Positions des éléments |
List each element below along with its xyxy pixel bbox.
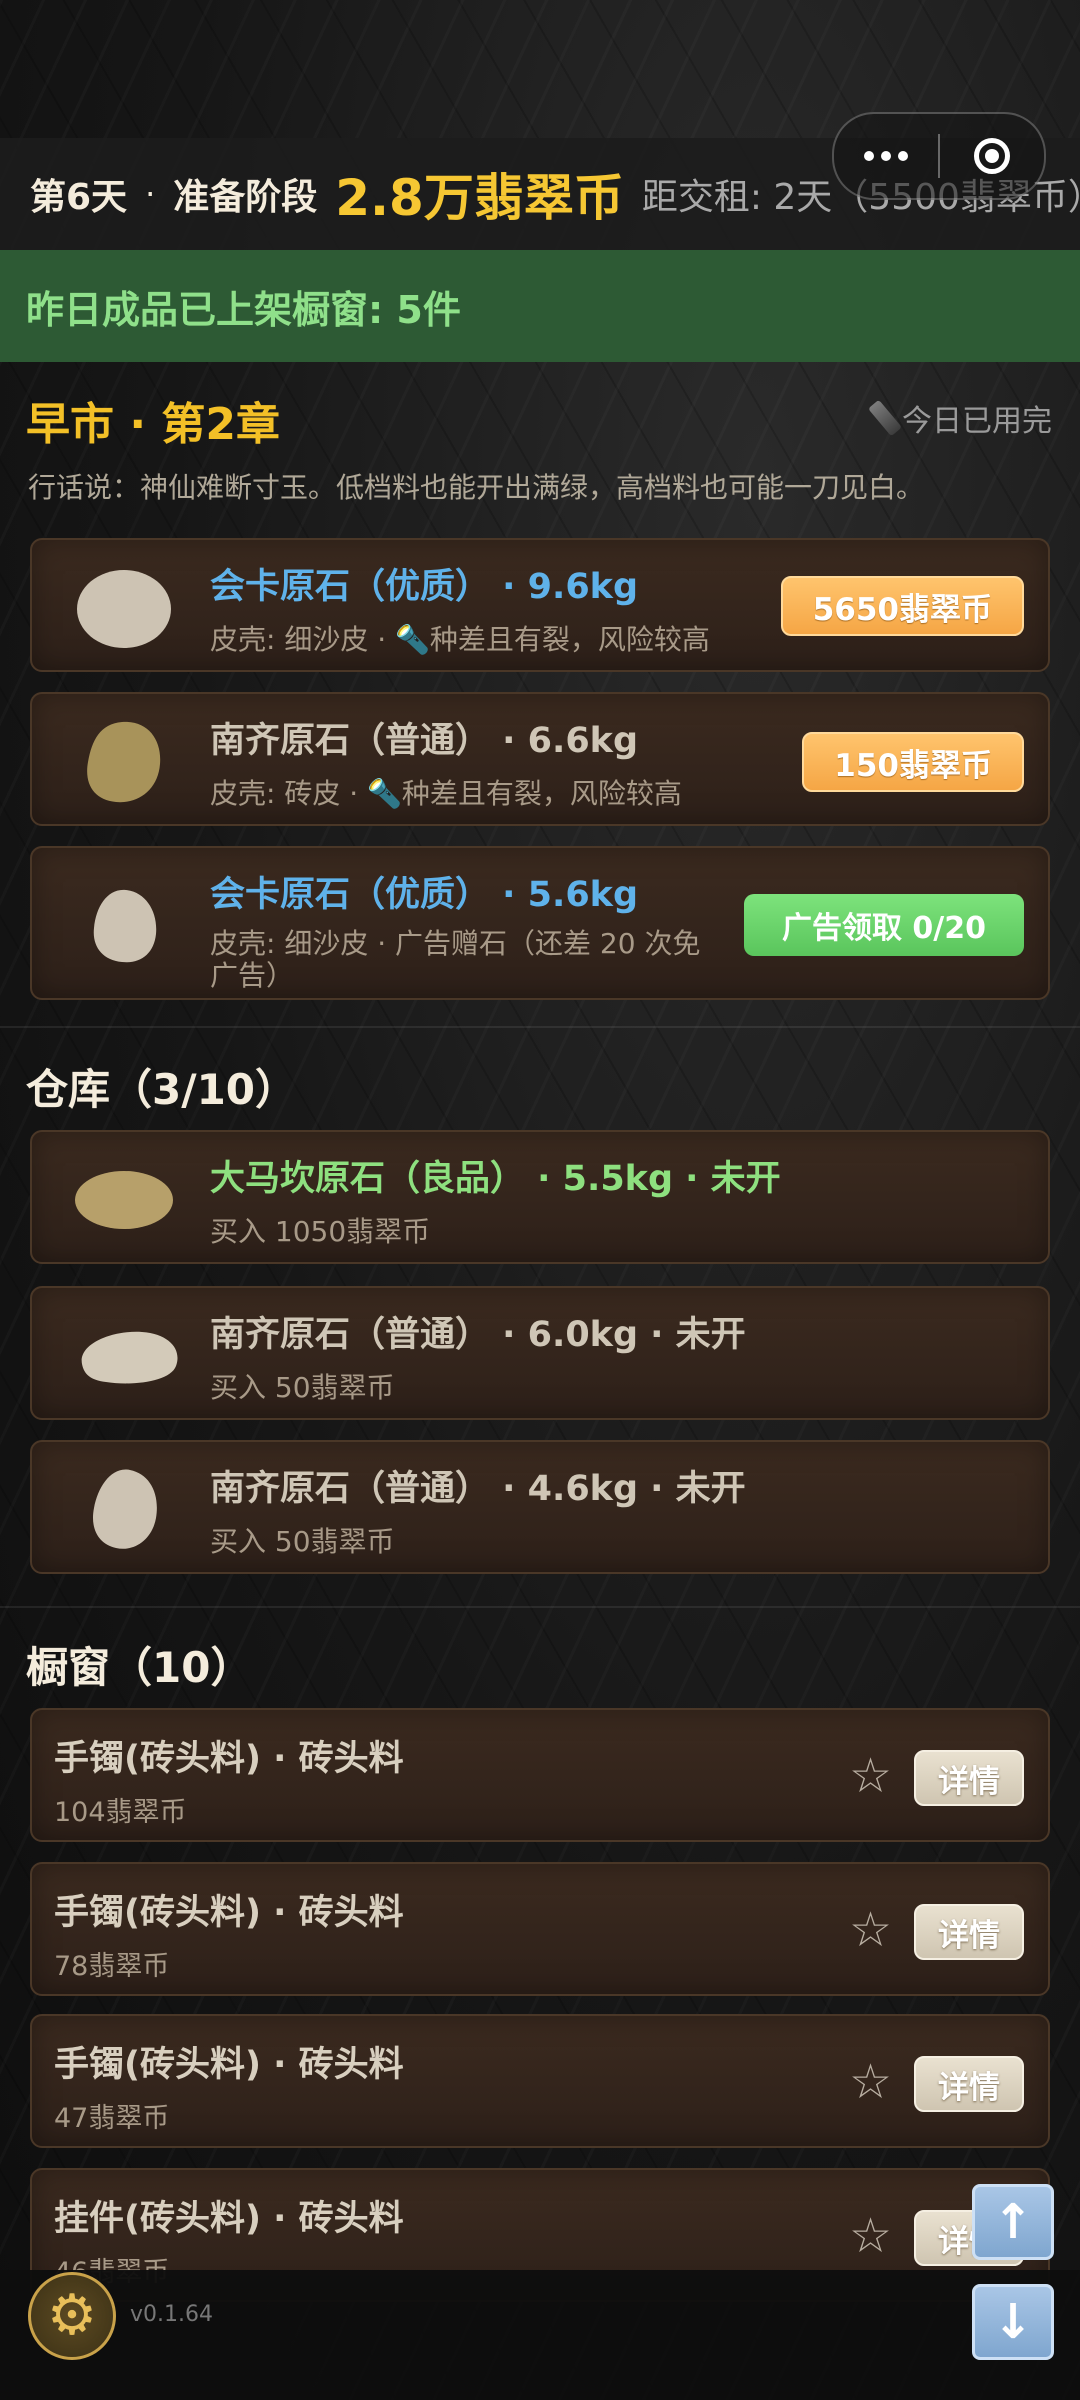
more-button[interactable] xyxy=(834,114,938,198)
market-item[interactable]: 南齐原石（普通） · 6.6kg 皮壳: 砖皮 · 🔦种差且有裂，风险较高 15… xyxy=(30,692,1050,826)
showcase-item-price: 47翡翠币 xyxy=(54,2103,170,2134)
miniprogram-capsule xyxy=(832,112,1046,200)
warehouse-item[interactable]: 南齐原石（普通） · 6.0kg · 未开 买入 50翡翠币 xyxy=(30,1286,1050,1420)
market-title: 早市 · 第2章 xyxy=(26,399,280,450)
market-item-detail: 皮壳: 细沙皮 · 🔦种差且有裂，风险较高 xyxy=(210,623,710,656)
stage-label: 准备阶段 xyxy=(173,177,318,218)
used-today-label: 今日已用完 xyxy=(902,404,1052,439)
used-today-status: 今日已用完 xyxy=(868,396,1052,440)
showcase-item-title: 手镯(砖头料) · 砖头料 xyxy=(54,2045,404,2085)
warehouse-item-price: 买入 50翡翠币 xyxy=(210,1371,395,1404)
bottom-bar xyxy=(0,2270,1080,2400)
stone-icon xyxy=(87,721,161,803)
stone-icon xyxy=(81,1331,178,1384)
warehouse-item-title: 南齐原石（普通） · 6.0kg · 未开 xyxy=(210,1315,746,1355)
warehouse-item-price: 买入 1050翡翠币 xyxy=(210,1215,431,1248)
stone-icon xyxy=(75,1171,173,1229)
notice-banner: 昨日成品已上架橱窗: 5件 xyxy=(0,250,1080,362)
separator: · xyxy=(145,175,156,213)
showcase-item-title: 手镯(砖头料) · 砖头料 xyxy=(54,1739,404,1779)
showcase-item-price: 78翡翠币 xyxy=(54,1951,170,1982)
arrow-up-icon[interactable]: ↑ xyxy=(972,2184,1054,2260)
version-label: v0.1.64 xyxy=(130,2302,213,2327)
showcase-item[interactable]: 手镯(砖头料) · 砖头料 47翡翠币 ☆ 详情 xyxy=(30,2014,1050,2148)
star-icon[interactable]: ☆ xyxy=(849,2058,892,2106)
warehouse-item-price: 买入 50翡翠币 xyxy=(210,1525,395,1558)
coin-balance: 2.8万翡翠币 xyxy=(335,169,624,227)
star-icon[interactable]: ☆ xyxy=(849,1906,892,1954)
star-icon[interactable]: ☆ xyxy=(849,1752,892,1800)
showcase-item[interactable]: 手镯(砖头料) · 砖头料 104翡翠币 ☆ 详情 xyxy=(30,1708,1050,1842)
market-item-title: 会卡原石（优质） · 9.6kg xyxy=(210,567,638,607)
detail-button[interactable]: 详情 xyxy=(914,1904,1024,1960)
showcase-item[interactable]: 手镯(砖头料) · 砖头料 78翡翠币 ☆ 详情 xyxy=(30,1862,1050,1996)
market-saying: 行话说：神仙难断寸玉。低档料也能开出满绿，高档料也可能一刀见白。 xyxy=(28,471,925,504)
showcase-item-title: 挂件(砖头料) · 砖头料 xyxy=(54,2199,404,2239)
market-item-title: 南齐原石（普通） · 6.6kg xyxy=(210,721,638,761)
warehouse-item[interactable]: 大马坎原石（良品） · 5.5kg · 未开 买入 1050翡翠币 xyxy=(30,1130,1050,1264)
market-item[interactable]: 会卡原石（优质） · 9.6kg 皮壳: 细沙皮 · 🔦种差且有裂，风险较高 5… xyxy=(30,538,1050,672)
buy-button[interactable]: 5650翡翠币 xyxy=(780,576,1024,636)
detail-button[interactable]: 详情 xyxy=(914,1750,1024,1806)
stone-icon xyxy=(93,889,157,963)
showcase-title: 橱窗（10） xyxy=(26,1643,253,1692)
detail-button[interactable]: 详情 xyxy=(914,2056,1024,2112)
flashlight-icon xyxy=(868,399,902,437)
warehouse-title: 仓库（3/10） xyxy=(26,1065,298,1114)
gear-icon[interactable]: ⚙ xyxy=(28,2272,116,2360)
stone-icon xyxy=(92,1469,157,1549)
warehouse-item-title: 大马坎原石（良品） · 5.5kg · 未开 xyxy=(210,1159,781,1199)
market-item-detail: 皮壳: 砖皮 · 🔦种差且有裂，风险较高 xyxy=(210,777,682,810)
ad-claim-button[interactable]: 广告领取 0/20 xyxy=(744,894,1024,956)
target-icon xyxy=(974,138,1010,174)
showcase-item-title: 手镯(砖头料) · 砖头料 xyxy=(54,1893,404,1933)
star-icon[interactable]: ☆ xyxy=(849,2212,892,2260)
warehouse-item-title: 南齐原石（普通） · 4.6kg · 未开 xyxy=(210,1469,746,1509)
arrow-down-icon[interactable]: ↓ xyxy=(972,2284,1054,2360)
day-counter: 第6天 xyxy=(30,177,128,218)
market-item-title: 会卡原石（优质） · 5.6kg xyxy=(210,875,638,915)
warehouse-item[interactable]: 南齐原石（普通） · 4.6kg · 未开 买入 50翡翠币 xyxy=(30,1440,1050,1574)
market-item[interactable]: 会卡原石（优质） · 5.6kg 皮壳: 细沙皮 · 广告赠石（还差 20 次免… xyxy=(30,846,1050,1000)
close-button[interactable] xyxy=(940,114,1044,198)
market-item-detail-cont: 广告） xyxy=(210,959,295,992)
section-divider xyxy=(0,1026,1080,1028)
more-dots-icon xyxy=(864,151,908,161)
showcase-item-price: 104翡翠币 xyxy=(54,1797,187,1828)
buy-button[interactable]: 150翡翠币 xyxy=(802,732,1024,792)
stone-icon xyxy=(77,570,171,648)
section-divider xyxy=(0,1606,1080,1608)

Consigne |
Recopiez à l'identique chacune des lignes ci-dessus, en omettant les images.

Réponse rédigée |
List each element below along with its xyxy pixel bbox.
more-button[interactable] xyxy=(834,114,938,198)
market-item[interactable]: 南齐原石（普通） · 6.6kg 皮壳: 砖皮 · 🔦种差且有裂，风险较高 15… xyxy=(30,692,1050,826)
showcase-item-price: 47翡翠币 xyxy=(54,2103,170,2134)
miniprogram-capsule xyxy=(832,112,1046,200)
warehouse-item[interactable]: 南齐原石（普通） · 6.0kg · 未开 买入 50翡翠币 xyxy=(30,1286,1050,1420)
market-title: 早市 · 第2章 xyxy=(26,399,280,450)
market-item-detail: 皮壳: 细沙皮 · 🔦种差且有裂，风险较高 xyxy=(210,623,710,656)
stage-label: 准备阶段 xyxy=(173,177,318,218)
used-today-label: 今日已用完 xyxy=(902,404,1052,439)
used-today-status: 今日已用完 xyxy=(868,396,1052,440)
showcase-item-title: 手镯(砖头料) · 砖头料 xyxy=(54,2045,404,2085)
warehouse-item-price: 买入 50翡翠币 xyxy=(210,1371,395,1404)
bottom-bar xyxy=(0,2270,1080,2400)
stone-icon xyxy=(87,721,161,803)
stone-icon xyxy=(81,1331,178,1384)
warehouse-item-title: 南齐原石（普通） · 6.0kg · 未开 xyxy=(210,1315,746,1355)
warehouse-item-price: 买入 1050翡翠币 xyxy=(210,1215,431,1248)
stone-icon xyxy=(75,1171,173,1229)
notice-banner: 昨日成品已上架橱窗: 5件 xyxy=(0,250,1080,362)
separator: · xyxy=(145,175,156,213)
showcase-item-title: 手镯(砖头料) · 砖头料 xyxy=(54,1739,404,1779)
showcase-item-price: 78翡翠币 xyxy=(54,1951,170,1982)
arrow-up-icon[interactable]: ↑ xyxy=(972,2184,1054,2260)
version-label: v0.1.64 xyxy=(130,2302,213,2327)
showcase-item[interactable]: 手镯(砖头料) · 砖头料 47翡翠币 ☆ 详情 xyxy=(30,2014,1050,2148)
star-icon[interactable]: ☆ xyxy=(849,2058,892,2106)
warehouse-item-price: 买入 50翡翠币 xyxy=(210,1525,395,1558)
coin-balance: 2.8万翡翠币 xyxy=(335,169,624,227)
star-icon[interactable]: ☆ xyxy=(849,1906,892,1954)
star-icon[interactable]: ☆ xyxy=(849,1752,892,1800)
showcase-item[interactable]: 手镯(砖头料) · 砖头料 104翡翠币 ☆ 详情 xyxy=(30,1708,1050,1842)
market-item-title: 会卡原石（优质） · 9.6kg xyxy=(210,567,638,607)
detail-button[interactable]: 详情 xyxy=(914,1904,1024,1960)
showcase-item[interactable]: 手镯(砖头料) · 砖头料 78翡翠币 ☆ 详情 xyxy=(30,1862,1050,1996)
market-saying: 行话说：神仙难断寸玉。低档料也能开出满绿，高档料也可能一刀见白。 xyxy=(28,471,925,504)
showcase-item-title: 挂件(砖头料) · 砖头料 xyxy=(54,2199,404,2239)
market-item-title: 南齐原石（普通） · 6.6kg xyxy=(210,721,638,761)
warehouse-item[interactable]: 大马坎原石（良品） · 5.5kg · 未开 买入 1050翡翠币 xyxy=(30,1130,1050,1264)
market-item[interactable]: 会卡原石（优质） · 9.6kg 皮壳: 细沙皮 · 🔦种差且有裂，风险较高 5… xyxy=(30,538,1050,672)
buy-button[interactable]: 5650翡翠币 xyxy=(780,576,1024,636)
detail-button[interactable]: 详情 xyxy=(914,1750,1024,1806)
stone-icon xyxy=(93,889,157,963)
showcase-title: 橱窗（10） xyxy=(26,1643,253,1692)
detail-button[interactable]: 详情 xyxy=(914,2056,1024,2112)
flashlight-icon xyxy=(868,399,902,437)
warehouse-title: 仓库（3/10） xyxy=(26,1065,298,1114)
gear-icon[interactable]: ⚙ xyxy=(28,2272,116,2360)
stone-icon xyxy=(92,1469,157,1549)
warehouse-item-title: 大马坎原石（良品） · 5.5kg · 未开 xyxy=(210,1159,781,1199)
market-item-detail: 皮壳: 砖皮 · 🔦种差且有裂，风险较高 xyxy=(210,777,682,810)
ad-claim-button[interactable]: 广告领取 0/20 xyxy=(744,894,1024,956)
target-icon xyxy=(974,138,1010,174)
showcase-item-title: 手镯(砖头料) · 砖头料 xyxy=(54,1893,404,1933)
star-icon[interactable]: ☆ xyxy=(849,2212,892,2260)
warehouse-item-title: 南齐原石（普通） · 4.6kg · 未开 xyxy=(210,1469,746,1509)
arrow-down-icon[interactable]: ↓ xyxy=(972,2284,1054,2360)
day-counter: 第6天 xyxy=(30,177,128,218)
market-item-title: 会卡原石（优质） · 5.6kg xyxy=(210,875,638,915)
warehouse-item[interactable]: 南齐原石（普通） · 4.6kg · 未开 买入 50翡翠币 xyxy=(30,1440,1050,1574)
market-item[interactable]: 会卡原石（优质） · 5.6kg 皮壳: 细沙皮 · 广告赠石（还差 20 次免… xyxy=(30,846,1050,1000)
close-button[interactable] xyxy=(940,114,1044,198)
market-item-detail-cont: 广告） xyxy=(210,959,295,992)
section-divider xyxy=(0,1026,1080,1028)
more-dots-icon xyxy=(864,151,908,161)
showcase-item-price: 104翡翠币 xyxy=(54,1797,187,1828)
buy-button[interactable]: 150翡翠币 xyxy=(802,732,1024,792)
stone-icon xyxy=(77,570,171,648)
section-divider xyxy=(0,1606,1080,1608)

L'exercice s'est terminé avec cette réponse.